*** Opening Data provided ***

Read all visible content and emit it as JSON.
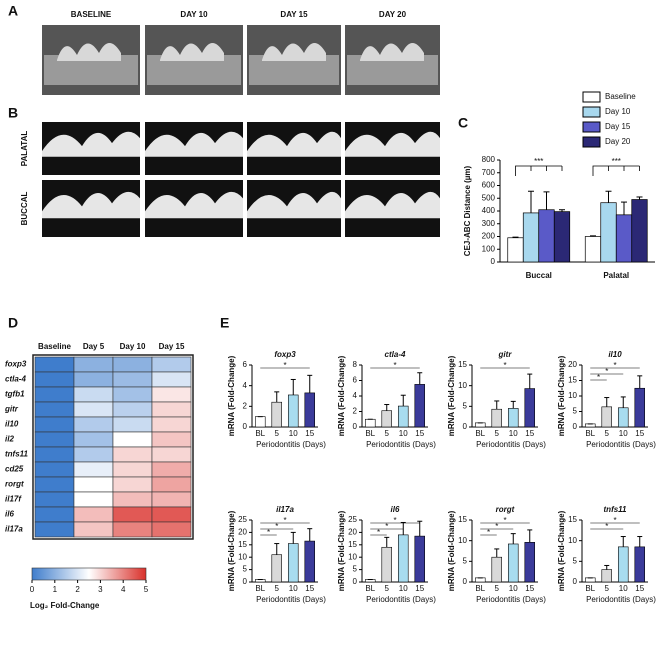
{
  "panels": [
    "A",
    "B",
    "C",
    "D",
    "E"
  ],
  "panel_a": {
    "columns": [
      "BASELINE",
      "DAY 10",
      "DAY 15",
      "DAY 20"
    ]
  },
  "panel_b": {
    "rows": [
      "PALATAL",
      "BUCCAL"
    ]
  },
  "chart_data": [
    {
      "type": "grouped_bar",
      "ylabel": "CEJ-ABC Distance (µm)",
      "categories": [
        "Buccal",
        "Palatal"
      ],
      "series": [
        {
          "name": "Baseline",
          "color": "#ffffff",
          "values": [
            190,
            200
          ],
          "errors": [
            5,
            5
          ]
        },
        {
          "name": "Day 10",
          "color": "#a8d8ee",
          "values": [
            385,
            465
          ],
          "errors": [
            170,
            90
          ]
        },
        {
          "name": "Day 15",
          "color": "#5a5ac8",
          "values": [
            410,
            370
          ],
          "errors": [
            140,
            100
          ]
        },
        {
          "name": "Day 20",
          "color": "#2b2875",
          "values": [
            395,
            490
          ],
          "errors": [
            15,
            20
          ]
        }
      ],
      "significance": [
        {
          "label": "***",
          "category": "Buccal"
        },
        {
          "label": "***",
          "category": "Palatal"
        }
      ],
      "ylim": [
        0,
        800
      ],
      "yticks": [
        0,
        100,
        200,
        300,
        400,
        500,
        600,
        700,
        800
      ]
    },
    {
      "type": "heatmap",
      "columns": [
        "Baseline",
        "Day 5",
        "Day 10",
        "Day 15"
      ],
      "rows": [
        "foxp3",
        "ctla-4",
        "tgfb1",
        "gitr",
        "il10",
        "il2",
        "tnfs11",
        "cd25",
        "rorgt",
        "il17f",
        "il6",
        "il17a"
      ],
      "values": [
        [
          0,
          1.0,
          1.0,
          1.5
        ],
        [
          0,
          1.0,
          1.2,
          2.0
        ],
        [
          0,
          1.8,
          1.3,
          2.8
        ],
        [
          0,
          2.0,
          1.6,
          3.0
        ],
        [
          0,
          1.5,
          1.8,
          3.0
        ],
        [
          0,
          1.3,
          2.5,
          3.2
        ],
        [
          0,
          1.5,
          3.0,
          3.0
        ],
        [
          0,
          2.2,
          3.0,
          3.5
        ],
        [
          0,
          2.5,
          3.0,
          3.6
        ],
        [
          0,
          2.5,
          3.3,
          3.4
        ],
        [
          0,
          3.3,
          4.5,
          4.5
        ],
        [
          0,
          3.2,
          4.0,
          4.2
        ]
      ],
      "clim": [
        0,
        5
      ],
      "colors": [
        "#3f7dcc",
        "#ffffff",
        "#d9302a"
      ],
      "cticks": [
        0,
        1,
        2,
        3,
        4,
        5
      ],
      "colorbar_label": "Log₂ Fold-Change"
    },
    {
      "type": "bar",
      "title": "foxp3",
      "ylabel": "mRNA (Fold-Change)",
      "xlabel": "Periodontitis (Days)",
      "categories": [
        "BL",
        "5",
        "10",
        "15"
      ],
      "colors": [
        "#ffffff",
        "#d9d9d9",
        "#a8dcef",
        "#3b3b9a"
      ],
      "values": [
        1,
        2.4,
        3.1,
        3.3
      ],
      "errors": [
        0,
        1.0,
        1.5,
        1.7
      ],
      "significance": [
        {
          "label": "*",
          "pair": [
            "BL",
            "15"
          ]
        }
      ],
      "ylim": [
        0,
        6
      ],
      "yticks": [
        0,
        2,
        4,
        6
      ]
    },
    {
      "type": "bar",
      "title": "ctla-4",
      "ylabel": "mRNA (Fold-Change)",
      "xlabel": "Periodontitis (Days)",
      "categories": [
        "BL",
        "5",
        "10",
        "15"
      ],
      "colors": [
        "#ffffff",
        "#d9d9d9",
        "#a8dcef",
        "#3b3b9a"
      ],
      "values": [
        1,
        2.1,
        2.7,
        5.5
      ],
      "errors": [
        0,
        0.8,
        1.4,
        1.5
      ],
      "significance": [
        {
          "label": "*",
          "pair": [
            "BL",
            "15"
          ]
        }
      ],
      "ylim": [
        0,
        8
      ],
      "yticks": [
        0,
        2,
        4,
        6,
        8
      ]
    },
    {
      "type": "bar",
      "title": "gitr",
      "ylabel": "mRNA (Fold-Change)",
      "xlabel": "Periodontitis (Days)",
      "categories": [
        "BL",
        "5",
        "10",
        "15"
      ],
      "colors": [
        "#ffffff",
        "#d9d9d9",
        "#a8dcef",
        "#3b3b9a"
      ],
      "values": [
        1,
        4.3,
        4.5,
        9.3
      ],
      "errors": [
        0,
        2,
        1.7,
        3.5
      ],
      "significance": [
        {
          "label": "*",
          "pair": [
            "BL",
            "15"
          ]
        }
      ],
      "ylim": [
        0,
        15
      ],
      "yticks": [
        0,
        5,
        10,
        15
      ]
    },
    {
      "type": "bar",
      "title": "il10",
      "ylabel": "mRNA (Fold-Change)",
      "xlabel": "Periodontitis (Days)",
      "categories": [
        "BL",
        "5",
        "10",
        "15"
      ],
      "colors": [
        "#ffffff",
        "#d9d9d9",
        "#a8dcef",
        "#3b3b9a"
      ],
      "values": [
        1,
        6.5,
        6.2,
        12.5
      ],
      "errors": [
        0,
        3,
        3.5,
        4
      ],
      "significance": [
        {
          "label": "*",
          "pair": [
            "BL",
            "15"
          ]
        },
        {
          "label": "*",
          "pair": [
            "BL",
            "10"
          ]
        },
        {
          "label": "*",
          "pair": [
            "BL",
            "5"
          ]
        }
      ],
      "ylim": [
        0,
        20
      ],
      "yticks": [
        0,
        5,
        10,
        15,
        20
      ]
    },
    {
      "type": "bar",
      "title": "il17a",
      "ylabel": "mRNA (Fold-Change)",
      "xlabel": "Periodontitis (Days)",
      "categories": [
        "BL",
        "5",
        "10",
        "15"
      ],
      "colors": [
        "#ffffff",
        "#d9d9d9",
        "#a8dcef",
        "#3b3b9a"
      ],
      "values": [
        1,
        11,
        15.5,
        16.5
      ],
      "errors": [
        0,
        4.5,
        4.5,
        5
      ],
      "significance": [
        {
          "label": "*",
          "pair": [
            "BL",
            "15"
          ]
        },
        {
          "label": "*",
          "pair": [
            "BL",
            "10"
          ]
        },
        {
          "label": "*",
          "pair": [
            "BL",
            "5"
          ]
        }
      ],
      "ylim": [
        0,
        25
      ],
      "yticks": [
        0,
        5,
        10,
        15,
        20,
        25
      ]
    },
    {
      "type": "bar",
      "title": "il6",
      "ylabel": "mRNA (Fold-Change)",
      "xlabel": "Periodontitis (Days)",
      "categories": [
        "BL",
        "5",
        "10",
        "15"
      ],
      "colors": [
        "#ffffff",
        "#d9d9d9",
        "#a8dcef",
        "#3b3b9a"
      ],
      "values": [
        1,
        14,
        19,
        18.5
      ],
      "errors": [
        0,
        4,
        5,
        6
      ],
      "significance": [
        {
          "label": "*",
          "pair": [
            "BL",
            "15"
          ]
        },
        {
          "label": "*",
          "pair": [
            "BL",
            "10"
          ]
        },
        {
          "label": "*",
          "pair": [
            "BL",
            "5"
          ]
        }
      ],
      "ylim": [
        0,
        25
      ],
      "yticks": [
        0,
        5,
        10,
        15,
        20,
        25
      ]
    },
    {
      "type": "bar",
      "title": "rorgt",
      "ylabel": "mRNA (Fold-Change)",
      "xlabel": "Periodontitis (Days)",
      "categories": [
        "BL",
        "5",
        "10",
        "15"
      ],
      "colors": [
        "#ffffff",
        "#d9d9d9",
        "#a8dcef",
        "#3b3b9a"
      ],
      "values": [
        1,
        6,
        9.2,
        9.6
      ],
      "errors": [
        0,
        2,
        2.5,
        3
      ],
      "significance": [
        {
          "label": "*",
          "pair": [
            "BL",
            "15"
          ]
        },
        {
          "label": "*",
          "pair": [
            "BL",
            "10"
          ]
        },
        {
          "label": "*",
          "pair": [
            "BL",
            "5"
          ]
        }
      ],
      "ylim": [
        0,
        15
      ],
      "yticks": [
        0,
        5,
        10,
        15
      ]
    },
    {
      "type": "bar",
      "title": "tnfs11",
      "ylabel": "mRNA (Fold-Change)",
      "xlabel": "Periodontitis (Days)",
      "categories": [
        "BL",
        "5",
        "10",
        "15"
      ],
      "colors": [
        "#ffffff",
        "#d9d9d9",
        "#a8dcef",
        "#3b3b9a"
      ],
      "values": [
        1,
        3,
        8.5,
        8.5
      ],
      "errors": [
        0,
        1,
        2.5,
        2.5
      ],
      "significance": [
        {
          "label": "*",
          "pair": [
            "BL",
            "15"
          ]
        },
        {
          "label": "*",
          "pair": [
            "BL",
            "10"
          ]
        }
      ],
      "ylim": [
        0,
        15
      ],
      "yticks": [
        0,
        5,
        10,
        15
      ]
    }
  ]
}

*** Closing Data provided ***

# What to work on
Using the material above, work out the number of lines that include "title" and answer with that number by itself.

# Answer to the exercise
8